## SHORT PROBLEM
The records below hold pictures; please leave those out and retype the rest exactly.
○ ○ ○ ○ ○
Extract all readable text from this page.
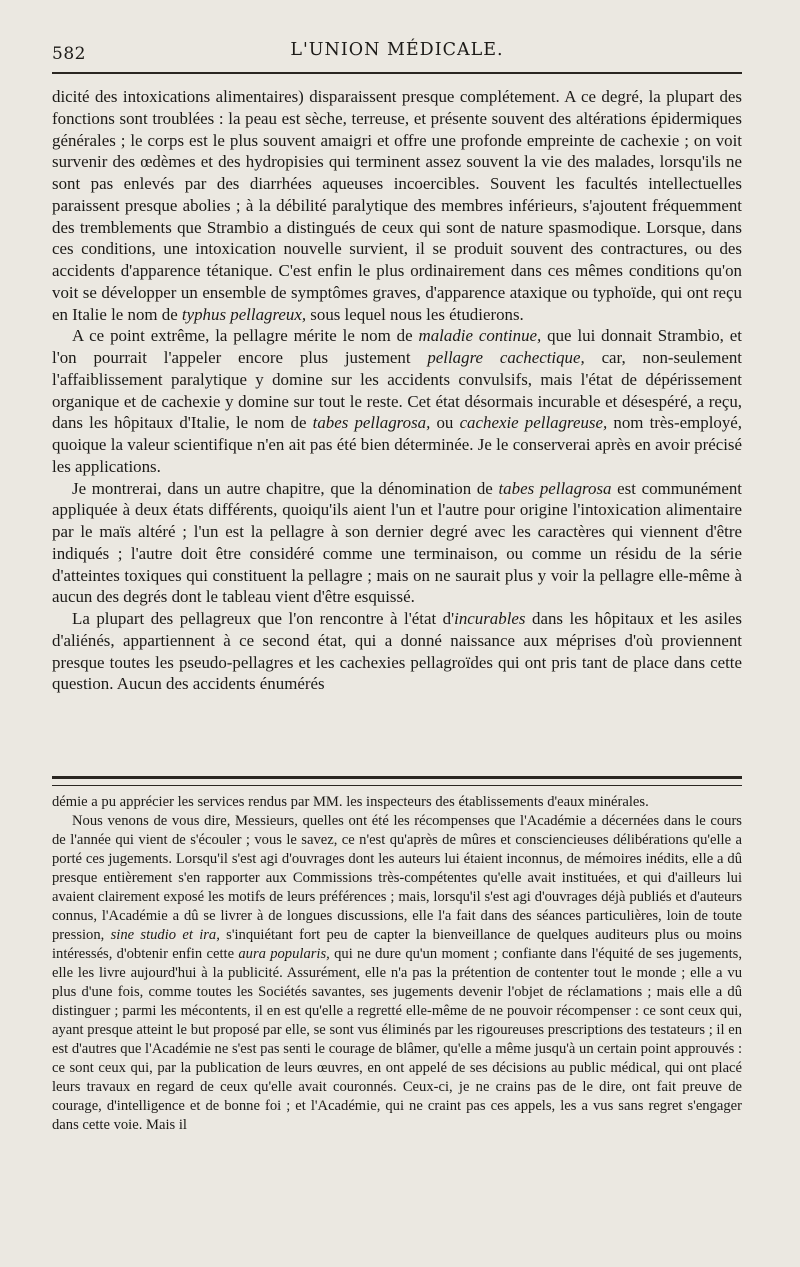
582	L'UNION MÉDICALE.

dicité des intoxications alimentaires) disparaissent presque complétement. A ce degré, la plupart des fonctions sont troublées : la peau est sèche, terreuse, et présente souvent des altérations épidermiques générales ; le corps est le plus souvent amaigri et offre une profonde empreinte de cachexie ; on voit survenir des œdèmes et des hydropisies qui terminent assez souvent la vie des malades, lorsqu'ils ne sont pas enlevés par des diarrhées aqueuses incoercibles. Souvent les facultés intellectuelles paraissent presque abolies ; à la débilité paralytique des membres inférieurs, s'ajoutent fréquemment des tremblements que Strambio a distingués de ceux qui sont de nature spasmodique. Lorsque, dans ces conditions, une intoxication nouvelle survient, il se produit souvent des contractures, ou des accidents d'apparence tétanique. C'est enfin le plus ordinairement dans ces mêmes conditions qu'on voit se développer un ensemble de symptômes graves, d'apparence ataxique ou typhoïde, qui ont reçu en Italie le nom de typhus pellagreux, sous lequel nous les étudierons.

A ce point extrême, la pellagre mérite le nom de maladie continue, que lui donnait Strambio, et l'on pourrait l'appeler encore plus justement pellagre cachectique, car, non-seulement l'affaiblissement paralytique y domine sur les accidents convulsifs, mais l'état de dépérissement organique et de cachexie y domine sur tout le reste. Cet état désormais incurable et désespéré, a reçu, dans les hôpitaux d'Italie, le nom de tabes pellagrosa, ou cachexie pellagreuse, nom très-employé, quoique la valeur scientifique n'en ait pas été bien déterminée. Je le conserverai après en avoir précisé les applications.

Je montrerai, dans un autre chapitre, que la dénomination de tabes pellagrosa est communément appliquée à deux états différents, quoiqu'ils aient l'un et l'autre pour origine l'intoxication alimentaire par le maïs altéré ; l'un est la pellagre à son dernier degré avec les caractères qui viennent d'être indiqués ; l'autre doit être considéré comme une terminaison, ou comme un résidu de la série d'atteintes toxiques qui constituent la pellagre ; mais on ne saurait plus y voir la pellagre elle-même à aucun des degrés dont le tableau vient d'être esquissé.

La plupart des pellagreux que l'on rencontre à l'état d'incurables dans les hôpitaux et les asiles d'aliénés, appartiennent à ce second état, qui a donné naissance aux méprises d'où proviennent presque toutes les pseudo-pellagres et les cachexies pellagroïdes qui ont pris tant de place dans cette question. Aucun des accidents énumérés

démie a pu apprécier les services rendus par MM. les inspecteurs des établissements d'eaux minérales.

Nous venons de vous dire, Messieurs, quelles ont été les récompenses que l'Académie a décernées dans le cours de l'année qui vient de s'écouler ; vous le savez, ce n'est qu'après de mûres et consciencieuses délibérations qu'elle a porté ces jugements. Lorsqu'il s'est agi d'ouvrages dont les auteurs lui étaient inconnus, de mémoires inédits, elle a dû presque entièrement s'en rapporter aux Commissions très-compétentes qu'elle avait instituées, et qui d'ailleurs lui avaient clairement exposé les motifs de leurs préférences ; mais, lorsqu'il s'est agi d'ouvrages déjà publiés et d'auteurs connus, l'Académie a dû se livrer à de longues discussions, elle l'a fait dans des séances particulières, loin de toute pression, sine studio et ira, s'inquiétant fort peu de capter la bienveillance de quelques auditeurs plus ou moins intéressés, d'obtenir enfin cette aura popularis, qui ne dure qu'un moment ; confiante dans l'équité de ses jugements, elle les livre aujourd'hui à la publicité. Assurément, elle n'a pas la prétention de contenter tout le monde ; elle a vu plus d'une fois, comme toutes les Sociétés savantes, ses jugements devenir l'objet de réclamations ; mais elle a dû distinguer ; parmi les mécontents, il en est qu'elle a regretté elle-même de ne pouvoir récompenser : ce sont ceux qui, ayant presque atteint le but proposé par elle, se sont vus éliminés par les rigoureuses prescriptions des testateurs ; il en est d'autres que l'Académie ne s'est pas senti le courage de blâmer, qu'elle a même jusqu'à un certain point approuvés : ce sont ceux qui, par la publication de leurs œuvres, en ont appelé de ses décisions au public médical, qui ont placé leurs travaux en regard de ceux qu'elle avait couronnés. Ceux-ci, je ne crains pas de le dire, ont fait preuve de courage, d'intelligence et de bonne foi ; et l'Académie, qui ne craint pas ces appels, les a vus sans regret s'engager dans cette voie. Mais il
○ ○ ○ ○ ○
## ANSWER TO THIS EXERCISE
Extract all readable text from this page.
582	L'UNION MÉDICALE.

dicité des intoxications alimentaires) disparaissent presque complétement. A ce degré, la plupart des fonctions sont troublées : la peau est sèche, terreuse, et présente souvent des altérations épidermiques générales ; le corps est le plus souvent amaigri et offre une profonde empreinte de cachexie ; on voit survenir des œdèmes et des hydropisies qui terminent assez souvent la vie des malades, lorsqu'ils ne sont pas enlevés par des diarrhées aqueuses incoercibles. Souvent les facultés intellectuelles paraissent presque abolies ; à la débilité paralytique des membres inférieurs, s'ajoutent fréquemment des tremblements que Strambio a distingués de ceux qui sont de nature spasmodique. Lorsque, dans ces conditions, une intoxication nouvelle survient, il se produit souvent des contractures, ou des accidents d'apparence tétanique. C'est enfin le plus ordinairement dans ces mêmes conditions qu'on voit se développer un ensemble de symptômes graves, d'apparence ataxique ou typhoïde, qui ont reçu en Italie le nom de typhus pellagreux, sous lequel nous les étudierons.

A ce point extrême, la pellagre mérite le nom de maladie continue, que lui donnait Strambio, et l'on pourrait l'appeler encore plus justement pellagre cachectique, car, non-seulement l'affaiblissement paralytique y domine sur les accidents convulsifs, mais l'état de dépérissement organique et de cachexie y domine sur tout le reste. Cet état désormais incurable et désespéré, a reçu, dans les hôpitaux d'Italie, le nom de tabes pellagrosa, ou cachexie pellagreuse, nom très-employé, quoique la valeur scientifique n'en ait pas été bien déterminée. Je le conserverai après en avoir précisé les applications.

Je montrerai, dans un autre chapitre, que la dénomination de tabes pellagrosa est communément appliquée à deux états différents, quoiqu'ils aient l'un et l'autre pour origine l'intoxication alimentaire par le maïs altéré ; l'un est la pellagre à son dernier degré avec les caractères qui viennent d'être indiqués ; l'autre doit être considéré comme une terminaison, ou comme un résidu de la série d'atteintes toxiques qui constituent la pellagre ; mais on ne saurait plus y voir la pellagre elle-même à aucun des degrés dont le tableau vient d'être esquissé.

La plupart des pellagreux que l'on rencontre à l'état d'incurables dans les hôpitaux et les asiles d'aliénés, appartiennent à ce second état, qui a donné naissance aux méprises d'où proviennent presque toutes les pseudo-pellagres et les cachexies pellagroïdes qui ont pris tant de place dans cette question. Aucun des accidents énumérés

démie a pu apprécier les services rendus par MM. les inspecteurs des établissements d'eaux minérales.

Nous venons de vous dire, Messieurs, quelles ont été les récompenses que l'Académie a décernées dans le cours de l'année qui vient de s'écouler ; vous le savez, ce n'est qu'après de mûres et consciencieuses délibérations qu'elle a porté ces jugements. Lorsqu'il s'est agi d'ouvrages dont les auteurs lui étaient inconnus, de mémoires inédits, elle a dû presque entièrement s'en rapporter aux Commissions très-compétentes qu'elle avait instituées, et qui d'ailleurs lui avaient clairement exposé les motifs de leurs préférences ; mais, lorsqu'il s'est agi d'ouvrages déjà publiés et d'auteurs connus, l'Académie a dû se livrer à de longues discussions, elle l'a fait dans des séances particulières, loin de toute pression, sine studio et ira, s'inquiétant fort peu de capter la bienveillance de quelques auditeurs plus ou moins intéressés, d'obtenir enfin cette aura popularis, qui ne dure qu'un moment ; confiante dans l'équité de ses jugements, elle les livre aujourd'hui à la publicité. Assurément, elle n'a pas la prétention de contenter tout le monde ; elle a vu plus d'une fois, comme toutes les Sociétés savantes, ses jugements devenir l'objet de réclamations ; mais elle a dû distinguer ; parmi les mécontents, il en est qu'elle a regretté elle-même de ne pouvoir récompenser : ce sont ceux qui, ayant presque atteint le but proposé par elle, se sont vus éliminés par les rigoureuses prescriptions des testateurs ; il en est d'autres que l'Académie ne s'est pas senti le courage de blâmer, qu'elle a même jusqu'à un certain point approuvés : ce sont ceux qui, par la publication de leurs œuvres, en ont appelé de ses décisions au public médical, qui ont placé leurs travaux en regard de ceux qu'elle avait couronnés. Ceux-ci, je ne crains pas de le dire, ont fait preuve de courage, d'intelligence et de bonne foi ; et l'Académie, qui ne craint pas ces appels, les a vus sans regret s'engager dans cette voie. Mais il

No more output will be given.